• **MATERIAL TO PROCESS**
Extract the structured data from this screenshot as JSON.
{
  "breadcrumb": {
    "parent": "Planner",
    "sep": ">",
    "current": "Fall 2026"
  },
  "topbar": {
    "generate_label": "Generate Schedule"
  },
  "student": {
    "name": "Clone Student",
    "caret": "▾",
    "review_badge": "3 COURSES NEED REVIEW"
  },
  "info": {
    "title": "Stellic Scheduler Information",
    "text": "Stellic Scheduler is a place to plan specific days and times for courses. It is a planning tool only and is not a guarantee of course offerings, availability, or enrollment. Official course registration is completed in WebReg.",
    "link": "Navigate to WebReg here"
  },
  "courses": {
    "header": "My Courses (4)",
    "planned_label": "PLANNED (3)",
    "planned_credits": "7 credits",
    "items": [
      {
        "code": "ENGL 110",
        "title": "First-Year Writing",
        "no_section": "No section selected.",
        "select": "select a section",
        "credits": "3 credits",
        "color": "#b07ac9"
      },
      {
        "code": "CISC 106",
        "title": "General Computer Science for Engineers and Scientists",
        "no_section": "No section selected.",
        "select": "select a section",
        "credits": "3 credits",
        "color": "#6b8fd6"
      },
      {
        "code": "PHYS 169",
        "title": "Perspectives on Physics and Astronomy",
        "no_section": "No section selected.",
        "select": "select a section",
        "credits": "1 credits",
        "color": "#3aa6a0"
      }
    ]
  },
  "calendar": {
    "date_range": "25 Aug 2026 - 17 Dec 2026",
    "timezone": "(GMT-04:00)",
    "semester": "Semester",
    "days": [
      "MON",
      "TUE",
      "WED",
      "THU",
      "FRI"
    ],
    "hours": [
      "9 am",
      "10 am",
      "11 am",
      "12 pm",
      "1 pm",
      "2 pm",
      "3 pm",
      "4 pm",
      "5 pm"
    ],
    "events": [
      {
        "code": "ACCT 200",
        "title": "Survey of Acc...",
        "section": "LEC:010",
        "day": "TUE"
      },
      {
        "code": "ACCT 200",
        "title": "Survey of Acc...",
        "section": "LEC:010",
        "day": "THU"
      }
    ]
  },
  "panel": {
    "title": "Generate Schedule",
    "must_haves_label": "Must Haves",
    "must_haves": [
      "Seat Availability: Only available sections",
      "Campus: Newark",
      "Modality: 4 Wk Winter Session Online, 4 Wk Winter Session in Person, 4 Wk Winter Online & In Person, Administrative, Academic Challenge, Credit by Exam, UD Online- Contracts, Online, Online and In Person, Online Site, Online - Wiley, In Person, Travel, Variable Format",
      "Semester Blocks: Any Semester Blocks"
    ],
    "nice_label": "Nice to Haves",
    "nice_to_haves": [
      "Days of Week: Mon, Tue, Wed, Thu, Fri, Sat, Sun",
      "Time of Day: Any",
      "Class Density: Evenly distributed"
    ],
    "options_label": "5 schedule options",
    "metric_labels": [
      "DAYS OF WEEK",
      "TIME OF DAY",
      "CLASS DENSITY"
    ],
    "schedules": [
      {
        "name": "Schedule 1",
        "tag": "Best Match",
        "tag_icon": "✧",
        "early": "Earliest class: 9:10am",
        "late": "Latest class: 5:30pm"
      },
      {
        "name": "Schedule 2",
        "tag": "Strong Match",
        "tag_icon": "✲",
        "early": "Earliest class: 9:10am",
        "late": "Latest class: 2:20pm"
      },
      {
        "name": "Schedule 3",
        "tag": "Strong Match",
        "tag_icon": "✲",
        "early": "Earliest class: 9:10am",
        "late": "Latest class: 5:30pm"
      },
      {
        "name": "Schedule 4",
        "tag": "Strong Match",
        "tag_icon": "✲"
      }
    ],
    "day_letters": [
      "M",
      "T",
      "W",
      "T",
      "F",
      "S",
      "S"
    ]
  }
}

• **YOUR TASK**
Copy all of the material word for word.

• **FINAL ANSWER**
Extract the structured data from this screenshot as JSON.
{
  "breadcrumb": {
    "parent": "Planner",
    "sep": ">",
    "current": "Fall 2026"
  },
  "topbar": {
    "generate_label": "Generate Schedule"
  },
  "student": {
    "name": "Clone Student",
    "caret": "▾",
    "review_badge": "3 COURSES NEED REVIEW"
  },
  "info": {
    "title": "Stellic Scheduler Information",
    "text": "Stellic Scheduler is a place to plan specific days and times for courses. It is a planning tool only and is not a guarantee of course offerings, availability, or enrollment. Official course registration is completed in WebReg.",
    "link": "Navigate to WebReg here"
  },
  "courses": {
    "header": "My Courses (4)",
    "planned_label": "PLANNED (3)",
    "planned_credits": "7 credits",
    "items": [
      {
        "code": "ENGL 110",
        "title": "First-Year Writing",
        "no_section": "No section selected.",
        "select": "select a section",
        "credits": "3 credits",
        "color": "#b07ac9"
      },
      {
        "code": "CISC 106",
        "title": "General Computer Science for Engineers and Scientists",
        "no_section": "No section selected.",
        "select": "select a section",
        "credits": "3 credits",
        "color": "#6b8fd6"
      },
      {
        "code": "PHYS 169",
        "title": "Perspectives on Physics and Astronomy",
        "no_section": "No section selected.",
        "select": "select a section",
        "credits": "1 credits",
        "color": "#3aa6a0"
      }
    ]
  },
  "calendar": {
    "date_range": "25 Aug 2026 - 17 Dec 2026",
    "timezone": "(GMT-04:00)",
    "semester": "Semester",
    "days": [
      "MON",
      "TUE",
      "WED",
      "THU",
      "FRI"
    ],
    "hours": [
      "9 am",
      "10 am",
      "11 am",
      "12 pm",
      "1 pm",
      "2 pm",
      "3 pm",
      "4 pm",
      "5 pm"
    ],
    "events": [
      {
        "code": "ACCT 200",
        "title": "Survey of Acc...",
        "section": "LEC:010",
        "day": "TUE"
      },
      {
        "code": "ACCT 200",
        "title": "Survey of Acc...",
        "section": "LEC:010",
        "day": "THU"
      }
    ]
  },
  "panel": {
    "title": "Generate Schedule",
    "must_haves_label": "Must Haves",
    "must_haves": [
      "Seat Availability: Only available sections",
      "Campus: Newark",
      "Modality: 4 Wk Winter Session Online, 4 Wk Winter Session in Person, 4 Wk Winter Online & In Person, Administrative, Academic Challenge, Credit by Exam, UD Online- Contracts, Online, Online and In Person, Online Site, Online - Wiley, In Person, Travel, Variable Format",
      "Semester Blocks: Any Semester Blocks"
    ],
    "nice_label": "Nice to Haves",
    "nice_to_haves": [
      "Days of Week: Mon, Tue, Wed, Thu, Fri, Sat, Sun",
      "Time of Day: Any",
      "Class Density: Evenly distributed"
    ],
    "options_label": "5 schedule options",
    "metric_labels": [
      "DAYS OF WEEK",
      "TIME OF DAY",
      "CLASS DENSITY"
    ],
    "schedules": [
      {
        "name": "Schedule 1",
        "tag": "Best Match",
        "tag_icon": "✧",
        "early": "Earliest class: 9:10am",
        "late": "Latest class: 5:30pm"
      },
      {
        "name": "Schedule 2",
        "tag": "Strong Match",
        "tag_icon": "✲",
        "early": "Earliest class: 9:10am",
        "late": "Latest class: 2:20pm"
      },
      {
        "name": "Schedule 3",
        "tag": "Strong Match",
        "tag_icon": "✲",
        "early": "Earliest class: 9:10am",
        "late": "Latest class: 5:30pm"
      },
      {
        "name": "Schedule 4",
        "tag": "Strong Match",
        "tag_icon": "✲"
      }
    ],
    "day_letters": [
      "M",
      "T",
      "W",
      "T",
      "F",
      "S",
      "S"
    ]
  }
}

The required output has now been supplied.